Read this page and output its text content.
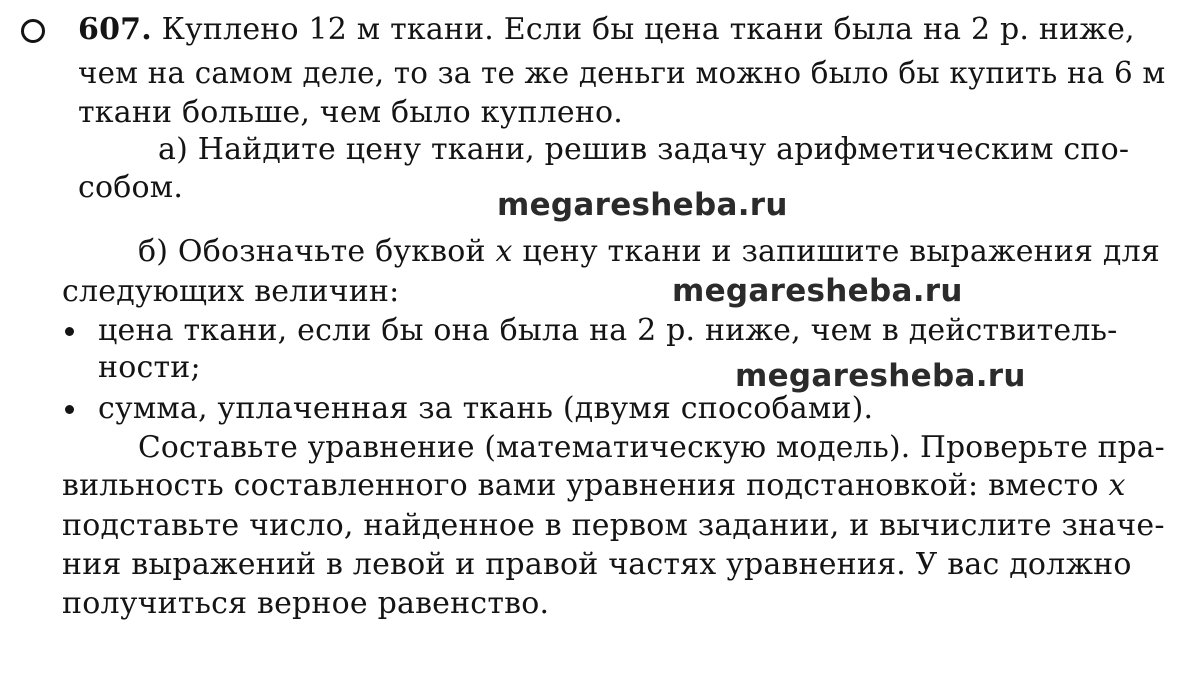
607. Куплено 12 м ткани. Если бы цена ткани была на 2 р. ниже,
чем на самом деле, то за те же деньги можно было бы купить на 6 м
ткани больше, чем было куплено.
а) Найдите цену ткани, решив задачу арифметическим спо-
собом.	megaresheba.ru
б) Обозначьте буквой x цену ткани и запишите выражения для
следующих величин:	megaresheba.ru
цена ткани, если бы она была на 2 р. ниже, чем в действитель-
ности;	megaresheba.ru
сумма, уплаченная за ткань (двумя способами).
Составьте уравнение (математическую модель). Проверьте пра-
вильность составленного вами уравнения подстановкой: вместо x
подставьте число, найденное в первом задании, и вычислите значе-
ния выражений в левой и правой частях уравнения. У вас должно
получиться верное равенство.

----------

• _INSTRUCTION_: Which lines hold the word "megaresheba"? Show each one.

• _RESULT FOR THIS EXERCISE_:
собом.	megaresheba.ru
следующих величин:	megaresheba.ru
ности;	megaresheba.ru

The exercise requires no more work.